▸ EXERCISE BRIEF: Present each line of the entries below that holds the word "Spending".

— START —

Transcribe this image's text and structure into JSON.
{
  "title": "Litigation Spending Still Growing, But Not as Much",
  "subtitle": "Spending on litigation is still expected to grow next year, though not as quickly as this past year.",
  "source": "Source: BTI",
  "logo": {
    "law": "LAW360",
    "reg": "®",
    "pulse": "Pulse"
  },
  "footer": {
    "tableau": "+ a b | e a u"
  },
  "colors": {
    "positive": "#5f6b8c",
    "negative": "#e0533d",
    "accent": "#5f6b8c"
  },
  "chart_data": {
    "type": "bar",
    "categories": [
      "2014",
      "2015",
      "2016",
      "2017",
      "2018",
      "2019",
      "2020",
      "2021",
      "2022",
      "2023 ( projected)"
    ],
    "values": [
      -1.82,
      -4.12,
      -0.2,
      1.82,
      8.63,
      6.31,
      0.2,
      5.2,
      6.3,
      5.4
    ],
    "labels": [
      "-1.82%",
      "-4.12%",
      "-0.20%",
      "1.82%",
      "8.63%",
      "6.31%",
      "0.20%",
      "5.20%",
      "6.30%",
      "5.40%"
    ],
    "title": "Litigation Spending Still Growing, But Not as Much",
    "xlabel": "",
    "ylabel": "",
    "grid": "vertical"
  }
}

— END —

▸ CORRECT RESULT:
  "title": "Litigation Spending Still Growing, But Not as Much",
  "subtitle": "Spending on litigation is still expected to grow next year, though not as quickly as this past year.",
    "title": "Litigation Spending Still Growing, But Not as Much",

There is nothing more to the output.